-- START Available data --

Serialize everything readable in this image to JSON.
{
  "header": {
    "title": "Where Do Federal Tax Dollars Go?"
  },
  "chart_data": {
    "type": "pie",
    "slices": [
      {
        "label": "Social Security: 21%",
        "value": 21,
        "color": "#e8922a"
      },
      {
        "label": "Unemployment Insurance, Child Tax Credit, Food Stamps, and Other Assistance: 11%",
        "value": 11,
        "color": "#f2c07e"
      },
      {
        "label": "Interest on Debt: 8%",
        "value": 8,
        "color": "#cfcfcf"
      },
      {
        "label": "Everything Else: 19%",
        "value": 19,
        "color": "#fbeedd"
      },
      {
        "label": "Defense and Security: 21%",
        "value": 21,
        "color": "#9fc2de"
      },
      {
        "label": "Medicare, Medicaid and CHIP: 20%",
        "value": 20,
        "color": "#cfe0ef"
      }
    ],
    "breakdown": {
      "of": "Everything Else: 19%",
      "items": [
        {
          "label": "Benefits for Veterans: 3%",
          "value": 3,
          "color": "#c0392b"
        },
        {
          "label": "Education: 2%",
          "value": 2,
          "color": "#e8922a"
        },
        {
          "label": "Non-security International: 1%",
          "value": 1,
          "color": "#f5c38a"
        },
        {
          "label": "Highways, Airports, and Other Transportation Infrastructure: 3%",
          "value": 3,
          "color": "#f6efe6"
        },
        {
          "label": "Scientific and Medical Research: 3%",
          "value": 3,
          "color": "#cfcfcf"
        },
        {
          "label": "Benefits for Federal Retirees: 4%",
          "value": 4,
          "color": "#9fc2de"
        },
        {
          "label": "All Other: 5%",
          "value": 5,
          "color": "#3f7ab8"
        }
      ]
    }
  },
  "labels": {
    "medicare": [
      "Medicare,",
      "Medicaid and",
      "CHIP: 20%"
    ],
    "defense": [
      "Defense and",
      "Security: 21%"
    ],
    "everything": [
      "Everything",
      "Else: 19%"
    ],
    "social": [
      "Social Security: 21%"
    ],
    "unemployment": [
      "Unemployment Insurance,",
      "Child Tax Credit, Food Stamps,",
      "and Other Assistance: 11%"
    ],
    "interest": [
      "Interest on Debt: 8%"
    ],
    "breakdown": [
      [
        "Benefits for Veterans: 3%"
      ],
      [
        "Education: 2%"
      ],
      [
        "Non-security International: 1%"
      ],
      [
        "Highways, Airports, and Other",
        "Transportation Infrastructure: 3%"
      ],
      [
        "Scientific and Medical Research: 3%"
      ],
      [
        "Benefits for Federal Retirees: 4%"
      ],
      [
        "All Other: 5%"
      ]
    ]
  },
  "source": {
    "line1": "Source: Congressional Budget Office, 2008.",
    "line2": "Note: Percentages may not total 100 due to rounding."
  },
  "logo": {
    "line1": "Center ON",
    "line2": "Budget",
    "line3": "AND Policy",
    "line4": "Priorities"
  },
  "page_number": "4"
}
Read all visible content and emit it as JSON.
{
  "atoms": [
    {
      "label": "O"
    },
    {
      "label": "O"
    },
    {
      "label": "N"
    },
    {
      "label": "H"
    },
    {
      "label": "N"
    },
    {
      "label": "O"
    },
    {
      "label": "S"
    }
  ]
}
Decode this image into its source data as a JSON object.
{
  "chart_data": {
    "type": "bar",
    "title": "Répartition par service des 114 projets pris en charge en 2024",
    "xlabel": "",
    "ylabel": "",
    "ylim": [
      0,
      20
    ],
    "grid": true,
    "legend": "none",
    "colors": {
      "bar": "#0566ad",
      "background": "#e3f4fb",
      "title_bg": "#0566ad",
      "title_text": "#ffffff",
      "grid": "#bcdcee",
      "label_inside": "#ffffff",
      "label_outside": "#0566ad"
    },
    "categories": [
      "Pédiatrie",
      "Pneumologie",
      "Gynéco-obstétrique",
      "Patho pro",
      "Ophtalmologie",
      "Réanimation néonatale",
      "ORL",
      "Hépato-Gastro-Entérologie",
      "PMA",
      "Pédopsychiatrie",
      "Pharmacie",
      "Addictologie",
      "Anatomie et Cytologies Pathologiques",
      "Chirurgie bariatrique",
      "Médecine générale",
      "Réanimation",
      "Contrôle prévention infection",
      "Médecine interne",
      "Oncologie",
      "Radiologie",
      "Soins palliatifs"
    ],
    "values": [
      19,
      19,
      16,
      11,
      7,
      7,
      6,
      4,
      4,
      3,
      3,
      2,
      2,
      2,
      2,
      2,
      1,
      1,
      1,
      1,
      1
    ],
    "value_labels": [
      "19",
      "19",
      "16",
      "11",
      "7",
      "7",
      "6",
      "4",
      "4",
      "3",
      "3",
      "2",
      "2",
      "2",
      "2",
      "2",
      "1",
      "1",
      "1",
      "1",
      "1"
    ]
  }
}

-- END Available data --

The exercise
Copy every line that includes the string "Food" from the material above.

Finished answer
        "label": "Unemployment Insurance, Child Tax Credit, Food Stamps, and Other Assistance: 11%",
      "Child Tax Credit, Food Stamps,",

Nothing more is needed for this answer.